→ **What the exercise asks**:
Copy out the listing that follows, exactly, without its pictures.

→ **Exercise data**:
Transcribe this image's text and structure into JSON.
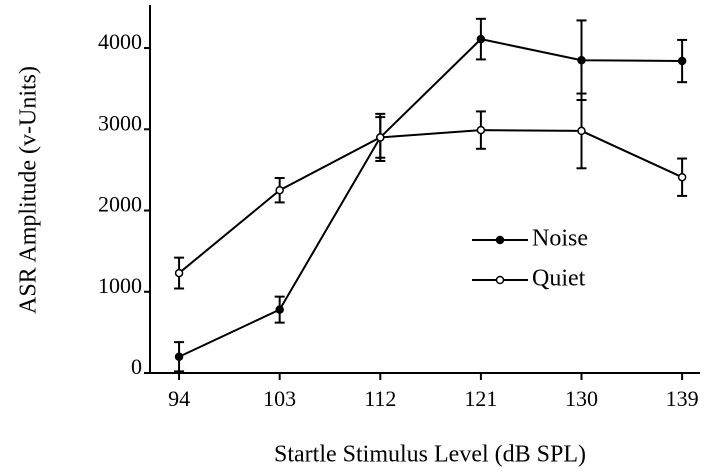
{
  "chart_data": {
    "type": "line",
    "x_label": "Startle Stimulus Level (dB SPL)",
    "y_label": "ASR Amplitude (v-Units)",
    "x": [
      94,
      103,
      112,
      121,
      130,
      139
    ],
    "xlim": [
      91.4,
      140.6
    ],
    "xticks": [
      94,
      103,
      112,
      121,
      130,
      139
    ],
    "ylim": [
      0,
      4530
    ],
    "yticks": [
      0,
      1000,
      2000,
      3000,
      4000
    ],
    "grid": false,
    "legend": "center-right",
    "series": [
      {
        "name": "Noise",
        "color": "#000000",
        "marker": "filled",
        "values": [
          200,
          780,
          2900,
          4110,
          3850,
          3840
        ],
        "errors": [
          180,
          160,
          290,
          250,
          490,
          260
        ]
      },
      {
        "name": "Quiet",
        "color": "#000000",
        "marker": "open",
        "values": [
          1230,
          2250,
          2900,
          2990,
          2980,
          2410
        ],
        "errors": [
          190,
          150,
          250,
          230,
          460,
          230
        ]
      }
    ]
  }
}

→ **Finished exercise**:
Transcribe this image's text and structure into JSON.
{
  "chart_data": {
    "type": "line",
    "x_label": "Startle Stimulus Level (dB SPL)",
    "y_label": "ASR Amplitude (v-Units)",
    "x": [
      94,
      103,
      112,
      121,
      130,
      139
    ],
    "xlim": [
      91.4,
      140.6
    ],
    "xticks": [
      94,
      103,
      112,
      121,
      130,
      139
    ],
    "ylim": [
      0,
      4530
    ],
    "yticks": [
      0,
      1000,
      2000,
      3000,
      4000
    ],
    "grid": false,
    "legend": "center-right",
    "series": [
      {
        "name": "Noise",
        "color": "#000000",
        "marker": "filled",
        "values": [
          200,
          780,
          2900,
          4110,
          3850,
          3840
        ],
        "errors": [
          180,
          160,
          290,
          250,
          490,
          260
        ]
      },
      {
        "name": "Quiet",
        "color": "#000000",
        "marker": "open",
        "values": [
          1230,
          2250,
          2900,
          2990,
          2980,
          2410
        ],
        "errors": [
          190,
          150,
          250,
          230,
          460,
          230
        ]
      }
    ]
  }
}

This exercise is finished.